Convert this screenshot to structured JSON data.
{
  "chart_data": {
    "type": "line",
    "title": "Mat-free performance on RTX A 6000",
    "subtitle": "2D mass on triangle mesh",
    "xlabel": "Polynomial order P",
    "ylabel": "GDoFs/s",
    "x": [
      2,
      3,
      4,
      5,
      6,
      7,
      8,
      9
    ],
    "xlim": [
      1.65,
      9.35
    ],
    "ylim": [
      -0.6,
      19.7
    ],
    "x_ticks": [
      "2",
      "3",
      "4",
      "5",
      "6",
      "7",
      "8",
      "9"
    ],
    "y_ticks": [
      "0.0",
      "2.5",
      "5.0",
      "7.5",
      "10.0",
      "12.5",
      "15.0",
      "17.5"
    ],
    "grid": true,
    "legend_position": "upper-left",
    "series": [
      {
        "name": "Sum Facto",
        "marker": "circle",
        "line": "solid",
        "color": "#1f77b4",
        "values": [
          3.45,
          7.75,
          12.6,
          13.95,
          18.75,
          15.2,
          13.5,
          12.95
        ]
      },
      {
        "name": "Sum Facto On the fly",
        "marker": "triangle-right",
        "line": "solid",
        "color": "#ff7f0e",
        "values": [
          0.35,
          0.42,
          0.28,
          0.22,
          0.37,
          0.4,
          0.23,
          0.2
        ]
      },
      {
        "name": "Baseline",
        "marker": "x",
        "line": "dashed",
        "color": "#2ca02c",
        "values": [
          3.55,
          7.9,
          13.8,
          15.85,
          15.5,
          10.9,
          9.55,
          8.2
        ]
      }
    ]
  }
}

• • •

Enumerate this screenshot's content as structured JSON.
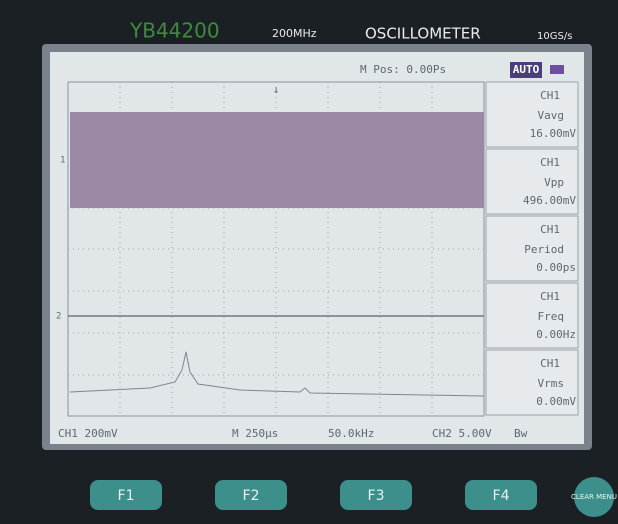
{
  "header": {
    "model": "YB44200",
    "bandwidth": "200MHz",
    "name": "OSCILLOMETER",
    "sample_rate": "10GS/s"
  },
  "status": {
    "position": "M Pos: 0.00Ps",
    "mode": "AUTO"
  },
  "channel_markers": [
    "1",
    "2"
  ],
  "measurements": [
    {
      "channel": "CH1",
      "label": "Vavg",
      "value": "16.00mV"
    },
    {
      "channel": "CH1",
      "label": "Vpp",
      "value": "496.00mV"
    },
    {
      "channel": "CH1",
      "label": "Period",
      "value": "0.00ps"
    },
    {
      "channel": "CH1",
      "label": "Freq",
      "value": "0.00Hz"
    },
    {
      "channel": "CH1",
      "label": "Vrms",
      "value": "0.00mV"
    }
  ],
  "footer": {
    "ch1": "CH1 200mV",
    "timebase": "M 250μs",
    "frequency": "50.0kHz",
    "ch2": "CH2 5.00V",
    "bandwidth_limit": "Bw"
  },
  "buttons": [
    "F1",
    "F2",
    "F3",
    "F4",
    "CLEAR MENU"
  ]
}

• • •

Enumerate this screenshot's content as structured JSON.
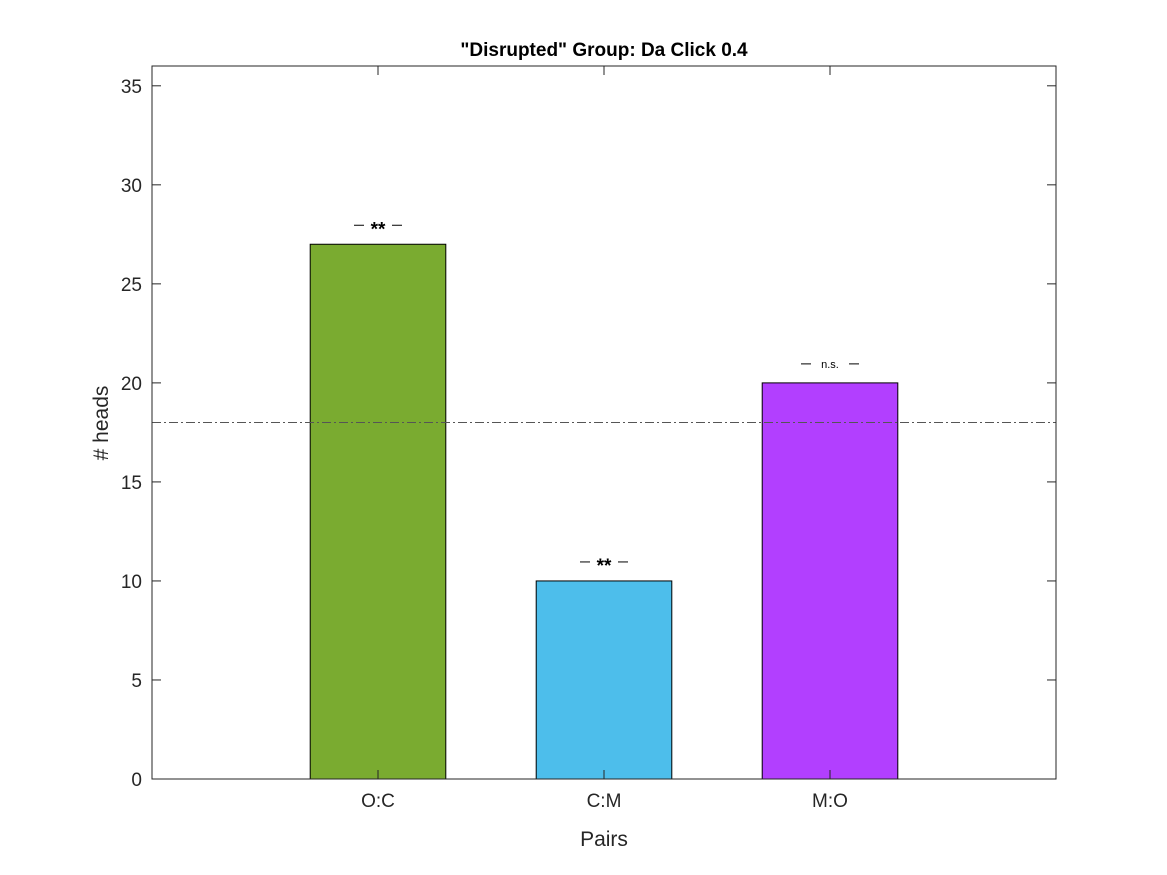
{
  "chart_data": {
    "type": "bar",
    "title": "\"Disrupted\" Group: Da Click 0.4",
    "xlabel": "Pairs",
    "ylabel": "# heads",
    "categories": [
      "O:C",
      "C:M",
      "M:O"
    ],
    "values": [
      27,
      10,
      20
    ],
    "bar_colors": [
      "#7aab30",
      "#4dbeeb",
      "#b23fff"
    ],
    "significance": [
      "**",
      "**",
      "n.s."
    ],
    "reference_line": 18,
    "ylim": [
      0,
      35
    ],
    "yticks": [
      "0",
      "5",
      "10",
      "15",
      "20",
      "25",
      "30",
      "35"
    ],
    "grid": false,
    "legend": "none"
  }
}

• • •

__TO BE DONE__. State, as a number only, how many lines in the entries include "Facto".

__REPLY__. 2